** Start of Data for processing **
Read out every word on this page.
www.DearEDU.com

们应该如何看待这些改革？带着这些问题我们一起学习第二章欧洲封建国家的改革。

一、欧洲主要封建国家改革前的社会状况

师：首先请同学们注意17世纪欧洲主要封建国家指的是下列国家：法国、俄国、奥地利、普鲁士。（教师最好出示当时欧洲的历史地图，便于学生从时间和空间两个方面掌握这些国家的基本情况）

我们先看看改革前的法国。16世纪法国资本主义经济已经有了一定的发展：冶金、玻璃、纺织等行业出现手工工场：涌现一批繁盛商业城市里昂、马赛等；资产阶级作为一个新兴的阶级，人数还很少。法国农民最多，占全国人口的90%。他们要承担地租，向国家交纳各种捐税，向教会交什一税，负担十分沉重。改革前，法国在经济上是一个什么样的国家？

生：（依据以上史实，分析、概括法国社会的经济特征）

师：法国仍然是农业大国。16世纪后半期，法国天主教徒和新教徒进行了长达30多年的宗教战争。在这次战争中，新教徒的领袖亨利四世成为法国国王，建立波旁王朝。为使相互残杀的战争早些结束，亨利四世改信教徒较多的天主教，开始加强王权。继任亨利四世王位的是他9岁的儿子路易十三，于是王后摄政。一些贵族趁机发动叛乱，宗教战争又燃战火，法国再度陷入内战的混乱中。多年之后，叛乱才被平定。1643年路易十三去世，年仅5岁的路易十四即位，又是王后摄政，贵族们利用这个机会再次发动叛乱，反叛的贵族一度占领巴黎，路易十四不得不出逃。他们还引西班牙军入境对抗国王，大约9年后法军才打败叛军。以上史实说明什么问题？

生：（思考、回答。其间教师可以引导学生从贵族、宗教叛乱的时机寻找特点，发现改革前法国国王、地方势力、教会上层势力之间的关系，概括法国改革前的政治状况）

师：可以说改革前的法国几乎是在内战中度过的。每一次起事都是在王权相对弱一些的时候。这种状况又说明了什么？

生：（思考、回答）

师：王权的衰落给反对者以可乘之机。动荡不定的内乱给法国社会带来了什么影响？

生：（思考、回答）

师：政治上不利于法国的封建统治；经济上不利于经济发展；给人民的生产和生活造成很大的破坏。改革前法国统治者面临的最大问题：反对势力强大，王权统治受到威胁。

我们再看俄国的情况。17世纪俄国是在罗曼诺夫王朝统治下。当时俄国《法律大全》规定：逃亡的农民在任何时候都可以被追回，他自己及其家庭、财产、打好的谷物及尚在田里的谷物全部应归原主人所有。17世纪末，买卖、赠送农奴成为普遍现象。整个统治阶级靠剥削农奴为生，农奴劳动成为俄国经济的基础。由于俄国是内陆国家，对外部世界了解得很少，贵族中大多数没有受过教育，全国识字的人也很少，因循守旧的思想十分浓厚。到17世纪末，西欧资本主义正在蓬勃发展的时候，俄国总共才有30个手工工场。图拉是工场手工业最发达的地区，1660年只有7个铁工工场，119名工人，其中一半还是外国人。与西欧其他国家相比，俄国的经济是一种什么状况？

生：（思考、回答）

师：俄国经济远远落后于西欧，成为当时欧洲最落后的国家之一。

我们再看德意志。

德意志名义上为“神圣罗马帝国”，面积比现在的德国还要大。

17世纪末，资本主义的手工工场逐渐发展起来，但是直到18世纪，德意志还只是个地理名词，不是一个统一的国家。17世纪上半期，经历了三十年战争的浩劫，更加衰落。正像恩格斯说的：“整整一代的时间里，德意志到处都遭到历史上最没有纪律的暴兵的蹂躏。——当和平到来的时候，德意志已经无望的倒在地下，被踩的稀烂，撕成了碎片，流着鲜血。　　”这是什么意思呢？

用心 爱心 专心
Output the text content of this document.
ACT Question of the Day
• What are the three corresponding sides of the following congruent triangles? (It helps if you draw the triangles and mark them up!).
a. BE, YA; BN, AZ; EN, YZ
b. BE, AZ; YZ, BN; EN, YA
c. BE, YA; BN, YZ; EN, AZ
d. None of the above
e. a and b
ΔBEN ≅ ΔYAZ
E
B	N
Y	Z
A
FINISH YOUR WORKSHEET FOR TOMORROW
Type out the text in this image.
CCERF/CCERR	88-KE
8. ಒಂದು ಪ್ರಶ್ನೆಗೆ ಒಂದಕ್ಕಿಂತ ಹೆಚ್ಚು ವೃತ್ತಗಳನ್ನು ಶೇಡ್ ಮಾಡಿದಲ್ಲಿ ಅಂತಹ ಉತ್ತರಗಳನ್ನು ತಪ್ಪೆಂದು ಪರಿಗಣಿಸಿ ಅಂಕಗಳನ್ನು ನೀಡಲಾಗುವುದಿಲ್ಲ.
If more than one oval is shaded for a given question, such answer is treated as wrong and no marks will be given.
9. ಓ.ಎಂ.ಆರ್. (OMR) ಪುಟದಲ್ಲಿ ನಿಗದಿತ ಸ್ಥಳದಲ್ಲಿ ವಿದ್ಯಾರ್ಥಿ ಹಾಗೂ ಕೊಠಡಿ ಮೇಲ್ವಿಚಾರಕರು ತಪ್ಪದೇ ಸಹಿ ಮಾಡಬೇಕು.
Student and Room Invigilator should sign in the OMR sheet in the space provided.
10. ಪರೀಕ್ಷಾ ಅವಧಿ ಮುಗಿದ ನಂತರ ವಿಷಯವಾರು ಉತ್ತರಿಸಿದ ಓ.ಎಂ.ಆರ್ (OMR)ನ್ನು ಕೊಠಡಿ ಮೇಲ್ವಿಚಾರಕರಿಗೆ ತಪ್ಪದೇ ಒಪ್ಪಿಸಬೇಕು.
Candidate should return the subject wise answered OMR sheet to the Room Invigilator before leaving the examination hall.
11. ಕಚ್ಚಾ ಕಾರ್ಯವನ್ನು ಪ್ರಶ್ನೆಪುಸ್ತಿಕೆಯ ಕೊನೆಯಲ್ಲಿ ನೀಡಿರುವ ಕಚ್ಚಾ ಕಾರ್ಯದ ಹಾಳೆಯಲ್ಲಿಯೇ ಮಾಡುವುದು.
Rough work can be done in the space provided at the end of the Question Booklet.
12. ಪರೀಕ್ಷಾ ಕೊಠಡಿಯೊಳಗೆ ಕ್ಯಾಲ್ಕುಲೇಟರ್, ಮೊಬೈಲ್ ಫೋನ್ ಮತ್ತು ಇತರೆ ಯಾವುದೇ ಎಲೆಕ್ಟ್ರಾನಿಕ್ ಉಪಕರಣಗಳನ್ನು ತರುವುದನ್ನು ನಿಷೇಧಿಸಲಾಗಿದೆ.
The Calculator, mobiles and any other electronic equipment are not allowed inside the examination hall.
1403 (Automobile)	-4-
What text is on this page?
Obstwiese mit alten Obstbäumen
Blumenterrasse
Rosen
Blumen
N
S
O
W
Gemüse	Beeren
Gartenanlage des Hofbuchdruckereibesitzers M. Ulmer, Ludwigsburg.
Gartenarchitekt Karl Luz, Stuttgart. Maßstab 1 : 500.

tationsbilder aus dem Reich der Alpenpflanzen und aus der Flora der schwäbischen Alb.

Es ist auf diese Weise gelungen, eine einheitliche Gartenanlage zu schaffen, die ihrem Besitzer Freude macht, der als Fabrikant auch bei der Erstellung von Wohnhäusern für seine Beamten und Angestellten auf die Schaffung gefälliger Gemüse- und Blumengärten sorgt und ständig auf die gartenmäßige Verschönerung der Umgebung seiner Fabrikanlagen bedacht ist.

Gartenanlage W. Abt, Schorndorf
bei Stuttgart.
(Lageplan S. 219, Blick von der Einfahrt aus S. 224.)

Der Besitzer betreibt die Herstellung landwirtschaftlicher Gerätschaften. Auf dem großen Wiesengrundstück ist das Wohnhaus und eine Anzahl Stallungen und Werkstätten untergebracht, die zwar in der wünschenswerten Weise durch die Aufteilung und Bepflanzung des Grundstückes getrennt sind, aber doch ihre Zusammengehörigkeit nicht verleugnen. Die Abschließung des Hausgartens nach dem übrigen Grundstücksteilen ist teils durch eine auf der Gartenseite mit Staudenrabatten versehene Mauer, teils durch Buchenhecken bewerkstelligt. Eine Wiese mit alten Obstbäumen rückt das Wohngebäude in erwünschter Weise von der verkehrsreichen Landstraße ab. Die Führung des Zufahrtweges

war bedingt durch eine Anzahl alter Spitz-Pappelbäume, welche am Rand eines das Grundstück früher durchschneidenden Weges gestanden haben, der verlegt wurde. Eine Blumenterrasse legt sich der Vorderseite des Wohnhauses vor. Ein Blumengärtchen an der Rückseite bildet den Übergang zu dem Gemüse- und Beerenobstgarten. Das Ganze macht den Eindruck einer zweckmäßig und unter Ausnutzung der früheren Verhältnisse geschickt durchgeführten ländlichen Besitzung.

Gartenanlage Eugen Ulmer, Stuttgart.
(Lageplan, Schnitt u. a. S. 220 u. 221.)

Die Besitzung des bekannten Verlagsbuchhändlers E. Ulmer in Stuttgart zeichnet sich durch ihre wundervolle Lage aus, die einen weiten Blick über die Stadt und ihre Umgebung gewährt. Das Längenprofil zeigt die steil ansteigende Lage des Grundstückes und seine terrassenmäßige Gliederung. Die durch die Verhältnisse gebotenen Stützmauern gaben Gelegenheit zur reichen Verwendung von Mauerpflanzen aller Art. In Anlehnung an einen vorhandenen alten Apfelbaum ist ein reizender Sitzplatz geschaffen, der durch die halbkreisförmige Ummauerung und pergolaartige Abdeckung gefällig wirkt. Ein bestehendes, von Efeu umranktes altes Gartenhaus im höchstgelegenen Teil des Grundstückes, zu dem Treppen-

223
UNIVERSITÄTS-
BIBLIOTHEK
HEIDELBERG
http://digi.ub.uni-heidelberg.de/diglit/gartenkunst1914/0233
** End of Data for processing **
§ **Short problem**
Your task is to list each line of the records with the word "should".

§ **Result for this task**
Student and Room Invigilator should sign in the OMR sheet in the space provided.
Candidate should return the subject wise answered OMR sheet to the Room Invigilator before leaving the examination hall.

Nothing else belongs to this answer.